** Begin **

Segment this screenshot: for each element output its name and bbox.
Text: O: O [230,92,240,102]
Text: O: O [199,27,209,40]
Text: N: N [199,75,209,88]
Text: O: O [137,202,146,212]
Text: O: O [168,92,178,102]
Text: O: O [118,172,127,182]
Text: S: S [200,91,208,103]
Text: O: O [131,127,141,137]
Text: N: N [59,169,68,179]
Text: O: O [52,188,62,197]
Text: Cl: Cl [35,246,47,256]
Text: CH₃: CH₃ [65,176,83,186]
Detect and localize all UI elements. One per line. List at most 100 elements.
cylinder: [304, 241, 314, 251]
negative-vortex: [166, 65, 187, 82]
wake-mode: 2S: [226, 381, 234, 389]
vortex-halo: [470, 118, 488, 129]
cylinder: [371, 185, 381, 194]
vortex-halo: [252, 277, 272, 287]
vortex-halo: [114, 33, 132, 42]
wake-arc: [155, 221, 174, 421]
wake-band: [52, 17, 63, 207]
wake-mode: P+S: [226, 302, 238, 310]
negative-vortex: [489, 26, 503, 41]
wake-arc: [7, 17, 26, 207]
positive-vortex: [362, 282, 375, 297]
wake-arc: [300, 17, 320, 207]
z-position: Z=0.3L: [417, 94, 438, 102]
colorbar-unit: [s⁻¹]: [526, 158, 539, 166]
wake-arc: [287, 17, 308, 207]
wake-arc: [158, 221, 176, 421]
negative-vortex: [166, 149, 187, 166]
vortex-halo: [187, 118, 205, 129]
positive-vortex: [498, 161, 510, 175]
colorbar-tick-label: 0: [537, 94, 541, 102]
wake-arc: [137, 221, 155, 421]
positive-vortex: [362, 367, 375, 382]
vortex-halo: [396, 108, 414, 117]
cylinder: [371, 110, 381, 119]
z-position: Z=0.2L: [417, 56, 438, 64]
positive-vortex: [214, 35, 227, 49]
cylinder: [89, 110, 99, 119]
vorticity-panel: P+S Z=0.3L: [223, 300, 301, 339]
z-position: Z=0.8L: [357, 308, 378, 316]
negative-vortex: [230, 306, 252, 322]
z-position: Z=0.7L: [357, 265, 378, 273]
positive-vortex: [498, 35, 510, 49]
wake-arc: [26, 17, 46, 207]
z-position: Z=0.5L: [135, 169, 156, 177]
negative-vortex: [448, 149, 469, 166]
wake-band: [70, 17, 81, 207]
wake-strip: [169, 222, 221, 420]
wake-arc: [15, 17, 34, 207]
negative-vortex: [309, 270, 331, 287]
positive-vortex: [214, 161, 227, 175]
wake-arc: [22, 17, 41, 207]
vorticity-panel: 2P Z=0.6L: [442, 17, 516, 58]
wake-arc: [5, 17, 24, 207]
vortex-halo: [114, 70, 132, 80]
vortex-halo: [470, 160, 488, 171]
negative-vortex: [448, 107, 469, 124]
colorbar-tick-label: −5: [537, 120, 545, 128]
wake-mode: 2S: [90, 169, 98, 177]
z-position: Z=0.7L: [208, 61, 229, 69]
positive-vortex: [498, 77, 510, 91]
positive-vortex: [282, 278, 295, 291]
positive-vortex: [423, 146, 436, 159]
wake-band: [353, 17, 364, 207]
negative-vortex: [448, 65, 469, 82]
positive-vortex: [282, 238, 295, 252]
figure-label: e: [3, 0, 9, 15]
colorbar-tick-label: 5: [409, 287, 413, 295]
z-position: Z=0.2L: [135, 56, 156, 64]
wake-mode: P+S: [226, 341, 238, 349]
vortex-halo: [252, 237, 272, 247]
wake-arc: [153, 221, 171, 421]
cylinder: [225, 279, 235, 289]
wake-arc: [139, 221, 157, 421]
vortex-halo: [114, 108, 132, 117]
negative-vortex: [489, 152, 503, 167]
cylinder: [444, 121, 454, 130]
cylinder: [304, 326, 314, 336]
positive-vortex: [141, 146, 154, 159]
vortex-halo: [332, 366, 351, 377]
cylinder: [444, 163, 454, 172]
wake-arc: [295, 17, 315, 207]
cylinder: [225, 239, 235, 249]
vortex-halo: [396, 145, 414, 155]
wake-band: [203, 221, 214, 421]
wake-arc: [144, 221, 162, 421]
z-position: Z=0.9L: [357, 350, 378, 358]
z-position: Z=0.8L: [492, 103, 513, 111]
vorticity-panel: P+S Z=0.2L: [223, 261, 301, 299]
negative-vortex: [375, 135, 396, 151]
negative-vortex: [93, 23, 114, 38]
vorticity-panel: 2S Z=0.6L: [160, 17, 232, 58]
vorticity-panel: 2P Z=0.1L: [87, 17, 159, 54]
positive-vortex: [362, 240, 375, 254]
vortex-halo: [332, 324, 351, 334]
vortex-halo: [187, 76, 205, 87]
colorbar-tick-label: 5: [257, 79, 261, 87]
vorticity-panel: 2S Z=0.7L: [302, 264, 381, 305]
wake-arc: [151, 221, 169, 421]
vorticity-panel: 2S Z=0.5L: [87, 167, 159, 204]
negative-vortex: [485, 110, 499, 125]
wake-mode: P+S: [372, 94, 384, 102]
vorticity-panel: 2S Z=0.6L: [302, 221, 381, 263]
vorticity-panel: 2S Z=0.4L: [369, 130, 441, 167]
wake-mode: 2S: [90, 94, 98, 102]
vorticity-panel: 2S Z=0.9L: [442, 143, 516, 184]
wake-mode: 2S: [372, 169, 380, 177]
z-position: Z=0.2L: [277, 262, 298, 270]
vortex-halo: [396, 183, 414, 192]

** End **

### Set task:
Render every line of the items above as a Markdown table with the columns "No." and "Line," numbering the rows in order and skipping any blank lines.

### Complete response:
| No. | Line |
|---|---|
| 1 | Segment this screenshot: for each element output its name and bbox. |
| 2 | Text: O: O [230,92,240,102] |
| 3 | Text: O: O [199,27,209,40] |
| 4 | Text: N: N [199,75,209,88] |
| 5 | Text: O: O [137,202,146,212] |
| 6 | Text: O: O [168,92,178,102] |
| 7 | Text: O: O [118,172,127,182] |
| 8 | Text: S: S [200,91,208,103] |
| 9 | Text: O: O [131,127,141,137] |
| 10 | Text: N: N [59,169,68,179] |
| 11 | Text: O: O [52,188,62,197] |
| 12 | Text: Cl: Cl [35,246,47,256] |
| 13 | Text: CH₃: CH₃ [65,176,83,186] |
| 14 | Detect and localize all UI elements. One per line. List at most 100 elements. |
| 15 | cylinder: [304, 241, 314, 251] |
| 16 | negative-vortex: [166, 65, 187, 82] |
| 17 | wake-mode: 2S: [226, 381, 234, 389] |
| 18 | vortex-halo: [470, 118, 488, 129] |
| 19 | cylinder: [371, 185, 381, 194] |
| 20 | vortex-halo: [252, 277, 272, 287] |
| 21 | vortex-halo: [114, 33, 132, 42] |
| 22 | wake-arc: [155, 221, 174, 421] |
| 23 | wake-band: [52, 17, 63, 207] |
| 24 | wake-mode: P+S: [226, 302, 238, 310] |
| 25 | negative-vortex: [489, 26, 503, 41] |
| 26 | wake-arc: [7, 17, 26, 207] |
| 27 | positive-vortex: [362, 282, 375, 297] |
| 28 | wake-arc: [300, 17, 320, 207] |
| 29 | z-position: Z=0.3L: [417, 94, 438, 102] |
| 30 | colorbar-unit: [s⁻¹]: [526, 158, 539, 166] |
| 31 | wake-arc: [287, 17, 308, 207] |
| 32 | wake-arc: [158, 221, 176, 421] |
| 33 | negative-vortex: [166, 149, 187, 166] |
| 34 | vortex-halo: [187, 118, 205, 129] |
| 35 | positive-vortex: [498, 161, 510, 175] |
| 36 | colorbar-tick-label: 0: [537, 94, 541, 102] |
| 37 | wake-arc: [137, 221, 155, 421] |
| 38 | positive-vortex: [362, 367, 375, 382] |
| 39 | vortex-halo: [396, 108, 414, 117] |
| 40 | cylinder: [371, 110, 381, 119] |
| 41 | z-position: Z=0.2L: [417, 56, 438, 64] |
| 42 | positive-vortex: [214, 35, 227, 49] |
| 43 | cylinder: [89, 110, 99, 119] |
| 44 | vorticity-panel: P+S Z=0.3L: [223, 300, 301, 339] |
| 45 | z-position: Z=0.8L: [357, 308, 378, 316] |
| 46 | negative-vortex: [230, 306, 252, 322] |
| 47 | z-position: Z=0.7L: [357, 265, 378, 273] |
| 48 | positive-vortex: [498, 35, 510, 49] |
| 49 | wake-arc: [26, 17, 46, 207] |
| 50 | z-position: Z=0.5L: [135, 169, 156, 177] |
| 51 | negative-vortex: [448, 149, 469, 166] |
| 52 | wake-band: [70, 17, 81, 207] |
| 53 | wake-strip: [169, 222, 221, 420] |
| 54 | wake-arc: [15, 17, 34, 207] |
| 55 | negative-vortex: [309, 270, 331, 287] |
| 56 | positive-vortex: [214, 161, 227, 175] |
| 57 | wake-arc: [22, 17, 41, 207] |
| 58 | vorticity-panel: 2P Z=0.6L: [442, 17, 516, 58] |
| 59 | wake-arc: [5, 17, 24, 207] |
| 60 | vortex-halo: [114, 70, 132, 80] |
| 61 | vortex-halo: [470, 160, 488, 171] |
| 62 | negative-vortex: [448, 107, 469, 124] |
| 63 | colorbar-tick-label: −5: [537, 120, 545, 128] |
| 64 | wake-mode: 2S: [90, 169, 98, 177] |
| 65 | z-position: Z=0.7L: [208, 61, 229, 69] |
| 66 | positive-vortex: [498, 77, 510, 91] |
| 67 | positive-vortex: [282, 278, 295, 291] |
| 68 | positive-vortex: [423, 146, 436, 159] |
| 69 | wake-band: [353, 17, 364, 207] |
| 70 | negative-vortex: [448, 65, 469, 82] |
| 71 | positive-vortex: [282, 238, 295, 252] |
| 72 | figure-label: e: [3, 0, 9, 15] |
| 73 | colorbar-tick-label: 5: [409, 287, 413, 295] |
| 74 | z-position: Z=0.2L: [135, 56, 156, 64] |
| 75 | wake-mode: P+S: [226, 341, 238, 349] |
| 76 | vortex-halo: [252, 237, 272, 247] |
| 77 | wake-arc: [153, 221, 171, 421] |
| 78 | cylinder: [225, 279, 235, 289] |
| 79 | wake-arc: [139, 221, 157, 421] |
| 80 | vortex-halo: [114, 108, 132, 117] |
| 81 | negative-vortex: [489, 152, 503, 167] |
| 82 | cylinder: [444, 121, 454, 130] |
| 83 | cylinder: [304, 326, 314, 336] |
| 84 | positive-vortex: [141, 146, 154, 159] |
| 85 | vortex-halo: [332, 366, 351, 377] |
| 86 | cylinder: [444, 163, 454, 172] |
| 87 | wake-arc: [295, 17, 315, 207] |
| 88 | cylinder: [225, 239, 235, 249] |
| 89 | vortex-halo: [396, 145, 414, 155] |
| 90 | wake-band: [203, 221, 214, 421] |
| 91 | wake-arc: [144, 221, 162, 421] |
| 92 | z-position: Z=0.9L: [357, 350, 378, 358] |
| 93 | z-position: Z=0.8L: [492, 103, 513, 111] |
| 94 | vorticity-panel: P+S Z=0.2L: [223, 261, 301, 299] |
| 95 | negative-vortex: [375, 135, 396, 151] |
| 96 | negative-vortex: [93, 23, 114, 38] |
| 97 | vorticity-panel: 2S Z=0.6L: [160, 17, 232, 58] |
| 98 | vorticity-panel: 2P Z=0.1L: [87, 17, 159, 54] |
| 99 | positive-vortex: [362, 240, 375, 254] |
| 100 | vortex-halo: [332, 324, 351, 334] |
| 101 | vortex-halo: [187, 76, 205, 87] |
| 102 | colorbar-tick-label: 5: [257, 79, 261, 87] |
| 103 | vorticity-panel: 2S Z=0.7L: [302, 264, 381, 305] |
| 104 | wake-arc: [151, 221, 169, 421] |
| 105 | vorticity-panel: 2S Z=0.5L: [87, 167, 159, 204] |
| 106 | negative-vortex: [485, 110, 499, 125] |
| 107 | wake-mode: P+S: [372, 94, 384, 102] |
| 108 | vorticity-panel: 2S Z=0.6L: [302, 221, 381, 263] |
| 109 | vorticity-panel: 2S Z=0.4L: [369, 130, 441, 167] |
| 110 | wake-mode: 2S: [90, 94, 98, 102] |
| 111 | vorticity-panel: 2S Z=0.9L: [442, 143, 516, 184] |
| 112 | wake-mode: 2S: [372, 169, 380, 177] |
| 113 | z-position: Z=0.2L: [277, 262, 298, 270] |
| 114 | vortex-halo: [396, 183, 414, 192] |